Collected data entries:

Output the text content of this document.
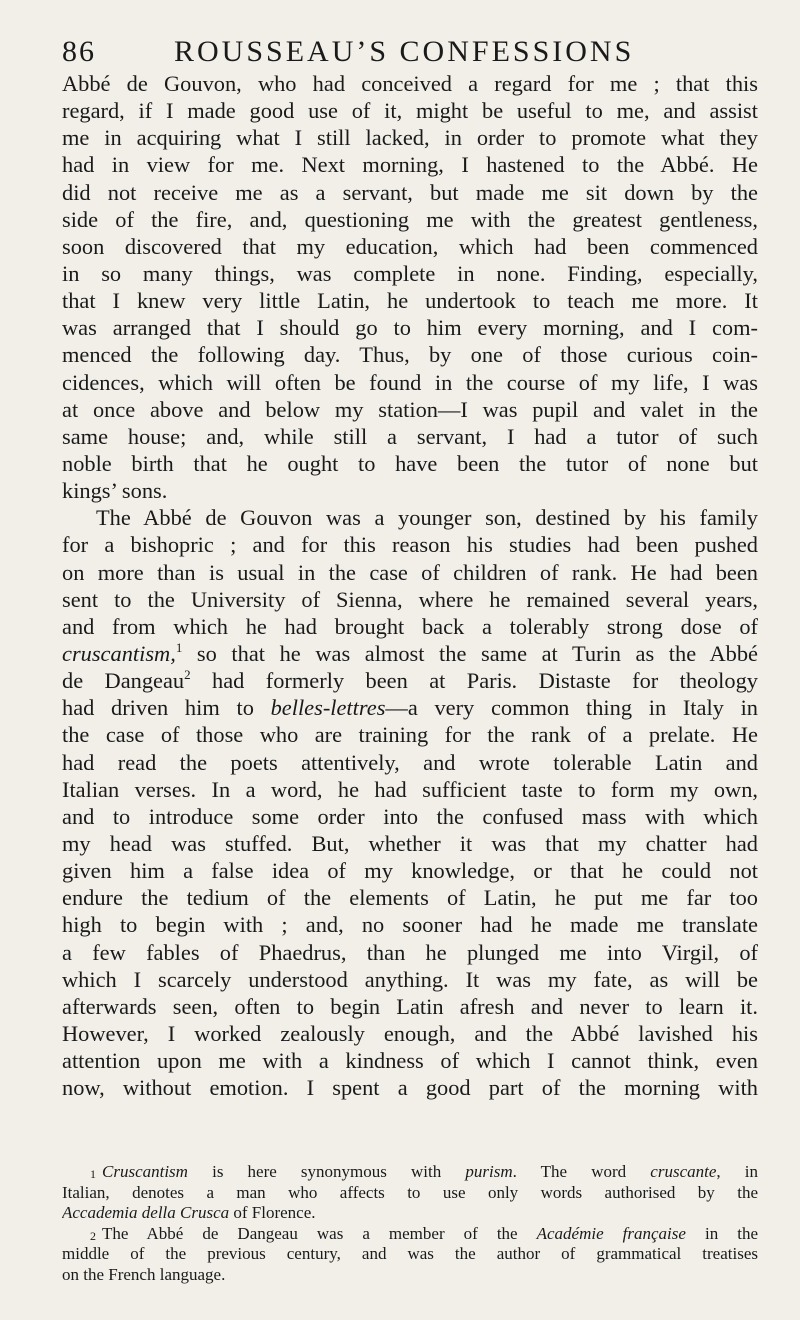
86	ROUSSEAU’S CONFESSIONS
Abbé de Gouvon, who had conceived a regard for me ; that this
regard, if I made good use of it, might be useful to me, and assist
me in acquiring what I still lacked, in order to promote what they
had in view for me. Next morning, I hastened to the Abbé. He
did not receive me as a servant, but made me sit down by the
side of the fire, and, questioning me with the greatest gentleness,
soon discovered that my education, which had been commenced
in so many things, was complete in none. Finding, especially,
that I knew very little Latin, he undertook to teach me more. It
was arranged that I should go to him every morning, and I com-
menced the following day. Thus, by one of those curious coin-
cidences, which will often be found in the course of my life, I was
at once above and below my station—I was pupil and valet in the
same house; and, while still a servant, I had a tutor of such
noble birth that he ought to have been the tutor of none but
kings’ sons.
The Abbé de Gouvon was a younger son, destined by his family
for a bishopric ; and for this reason his studies had been pushed
on more than is usual in the case of children of rank. He had been
sent to the University of Sienna, where he remained several years,
and from which he had brought back a tolerably strong dose of
cruscantism,$^1$ so that he was almost the same at Turin as the Abbé
de Dangeau$^2$ had formerly been at Paris. Distaste for theology
had driven him to belles-lettres—a very common thing in Italy in
the case of those who are training for the rank of a prelate. He
had read the poets attentively, and wrote tolerable Latin and
Italian verses. In a word, he had sufficient taste to form my own,
and to introduce some order into the confused mass with which
my head was stuffed. But, whether it was that my chatter had
given him a false idea of my knowledge, or that he could not
endure the tedium of the elements of Latin, he put me far too
high to begin with ; and, no sooner had he made me translate
a few fables of Phaedrus, than he plunged me into Virgil, of
which I scarcely understood anything. It was my fate, as will be
afterwards seen, often to begin Latin afresh and never to learn it.
However, I worked zealously enough, and the Abbé lavished his
attention upon me with a kindness of which I cannot think, even
now, without emotion. I spent a good part of the morning with
$^1$ Cruscantism is here synonymous with purism. The word cruscante, in
Italian, denotes a man who affects to use only words authorised by the
Accademia della Crusca of Florence.
$^2$ The Abbé de Dangeau was a member of the Académie française in the
middle of the previous century, and was the author of grammatical treatises
on the French language.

Requirements: Give the number of lines in the listing above that hold the string "servant", with nothing else.

Full response: 2